*INFORMATION SHOWN:*
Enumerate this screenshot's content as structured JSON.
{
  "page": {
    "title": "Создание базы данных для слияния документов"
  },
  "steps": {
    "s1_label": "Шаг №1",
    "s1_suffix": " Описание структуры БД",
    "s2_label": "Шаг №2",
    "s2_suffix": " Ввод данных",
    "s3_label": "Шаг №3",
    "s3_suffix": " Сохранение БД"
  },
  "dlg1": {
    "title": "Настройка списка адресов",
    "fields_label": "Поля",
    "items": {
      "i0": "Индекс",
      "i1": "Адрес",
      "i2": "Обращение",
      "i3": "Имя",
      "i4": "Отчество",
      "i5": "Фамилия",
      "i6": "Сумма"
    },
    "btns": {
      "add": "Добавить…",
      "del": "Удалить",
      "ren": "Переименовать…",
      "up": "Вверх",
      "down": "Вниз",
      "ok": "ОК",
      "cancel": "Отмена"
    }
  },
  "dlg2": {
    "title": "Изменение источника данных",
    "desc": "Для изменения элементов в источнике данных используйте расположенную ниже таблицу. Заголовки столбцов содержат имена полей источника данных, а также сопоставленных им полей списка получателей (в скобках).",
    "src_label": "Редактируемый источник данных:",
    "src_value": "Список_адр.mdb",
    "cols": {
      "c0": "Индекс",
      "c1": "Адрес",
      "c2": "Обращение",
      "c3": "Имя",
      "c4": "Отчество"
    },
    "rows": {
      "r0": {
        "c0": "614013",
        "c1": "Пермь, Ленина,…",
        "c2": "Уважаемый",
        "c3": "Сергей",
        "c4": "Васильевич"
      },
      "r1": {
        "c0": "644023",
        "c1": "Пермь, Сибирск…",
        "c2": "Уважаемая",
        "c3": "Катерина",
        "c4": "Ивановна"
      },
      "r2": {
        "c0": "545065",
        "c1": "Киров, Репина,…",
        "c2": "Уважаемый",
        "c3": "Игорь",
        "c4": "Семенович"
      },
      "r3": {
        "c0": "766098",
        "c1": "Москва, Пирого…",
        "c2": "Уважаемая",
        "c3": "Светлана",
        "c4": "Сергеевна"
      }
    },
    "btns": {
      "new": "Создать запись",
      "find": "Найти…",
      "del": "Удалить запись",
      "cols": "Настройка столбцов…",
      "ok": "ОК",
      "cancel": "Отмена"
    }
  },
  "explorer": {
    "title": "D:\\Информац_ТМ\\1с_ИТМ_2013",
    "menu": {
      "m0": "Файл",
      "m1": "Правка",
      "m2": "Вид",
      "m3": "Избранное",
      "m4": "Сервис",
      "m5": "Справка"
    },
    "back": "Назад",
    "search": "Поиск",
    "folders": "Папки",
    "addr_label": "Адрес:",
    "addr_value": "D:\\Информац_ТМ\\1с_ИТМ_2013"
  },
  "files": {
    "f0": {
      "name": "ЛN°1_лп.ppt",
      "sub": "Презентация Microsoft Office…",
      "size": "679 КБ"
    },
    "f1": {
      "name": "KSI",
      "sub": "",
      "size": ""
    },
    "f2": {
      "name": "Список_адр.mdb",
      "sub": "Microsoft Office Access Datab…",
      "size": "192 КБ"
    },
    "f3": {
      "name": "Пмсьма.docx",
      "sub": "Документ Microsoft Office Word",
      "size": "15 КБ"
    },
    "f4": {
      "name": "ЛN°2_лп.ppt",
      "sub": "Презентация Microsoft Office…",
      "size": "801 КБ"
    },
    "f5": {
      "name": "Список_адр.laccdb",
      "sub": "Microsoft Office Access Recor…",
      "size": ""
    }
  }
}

*TASK OBJECTIVE:*
Copy all the entries verbatim.

*RESULT OF THE TASK:*
Enumerate this screenshot's content as structured JSON.
{
  "page": {
    "title": "Создание базы данных для слияния документов"
  },
  "steps": {
    "s1_label": "Шаг №1",
    "s1_suffix": " Описание структуры БД",
    "s2_label": "Шаг №2",
    "s2_suffix": " Ввод данных",
    "s3_label": "Шаг №3",
    "s3_suffix": " Сохранение БД"
  },
  "dlg1": {
    "title": "Настройка списка адресов",
    "fields_label": "Поля",
    "items": {
      "i0": "Индекс",
      "i1": "Адрес",
      "i2": "Обращение",
      "i3": "Имя",
      "i4": "Отчество",
      "i5": "Фамилия",
      "i6": "Сумма"
    },
    "btns": {
      "add": "Добавить…",
      "del": "Удалить",
      "ren": "Переименовать…",
      "up": "Вверх",
      "down": "Вниз",
      "ok": "ОК",
      "cancel": "Отмена"
    }
  },
  "dlg2": {
    "title": "Изменение источника данных",
    "desc": "Для изменения элементов в источнике данных используйте расположенную ниже таблицу. Заголовки столбцов содержат имена полей источника данных, а также сопоставленных им полей списка получателей (в скобках).",
    "src_label": "Редактируемый источник данных:",
    "src_value": "Список_адр.mdb",
    "cols": {
      "c0": "Индекс",
      "c1": "Адрес",
      "c2": "Обращение",
      "c3": "Имя",
      "c4": "Отчество"
    },
    "rows": {
      "r0": {
        "c0": "614013",
        "c1": "Пермь, Ленина,…",
        "c2": "Уважаемый",
        "c3": "Сергей",
        "c4": "Васильевич"
      },
      "r1": {
        "c0": "644023",
        "c1": "Пермь, Сибирск…",
        "c2": "Уважаемая",
        "c3": "Катерина",
        "c4": "Ивановна"
      },
      "r2": {
        "c0": "545065",
        "c1": "Киров, Репина,…",
        "c2": "Уважаемый",
        "c3": "Игорь",
        "c4": "Семенович"
      },
      "r3": {
        "c0": "766098",
        "c1": "Москва, Пирого…",
        "c2": "Уважаемая",
        "c3": "Светлана",
        "c4": "Сергеевна"
      }
    },
    "btns": {
      "new": "Создать запись",
      "find": "Найти…",
      "del": "Удалить запись",
      "cols": "Настройка столбцов…",
      "ok": "ОК",
      "cancel": "Отмена"
    }
  },
  "explorer": {
    "title": "D:\\Информац_ТМ\\1с_ИТМ_2013",
    "menu": {
      "m0": "Файл",
      "m1": "Правка",
      "m2": "Вид",
      "m3": "Избранное",
      "m4": "Сервис",
      "m5": "Справка"
    },
    "back": "Назад",
    "search": "Поиск",
    "folders": "Папки",
    "addr_label": "Адрес:",
    "addr_value": "D:\\Информац_ТМ\\1с_ИТМ_2013"
  },
  "files": {
    "f0": {
      "name": "ЛN°1_лп.ppt",
      "sub": "Презентация Microsoft Office…",
      "size": "679 КБ"
    },
    "f1": {
      "name": "KSI",
      "sub": "",
      "size": ""
    },
    "f2": {
      "name": "Список_адр.mdb",
      "sub": "Microsoft Office Access Datab…",
      "size": "192 КБ"
    },
    "f3": {
      "name": "Пмсьма.docx",
      "sub": "Документ Microsoft Office Word",
      "size": "15 КБ"
    },
    "f4": {
      "name": "ЛN°2_лп.ppt",
      "sub": "Презентация Microsoft Office…",
      "size": "801 КБ"
    },
    "f5": {
      "name": "Список_адр.laccdb",
      "sub": "Microsoft Office Access Recor…",
      "size": ""
    }
  }
}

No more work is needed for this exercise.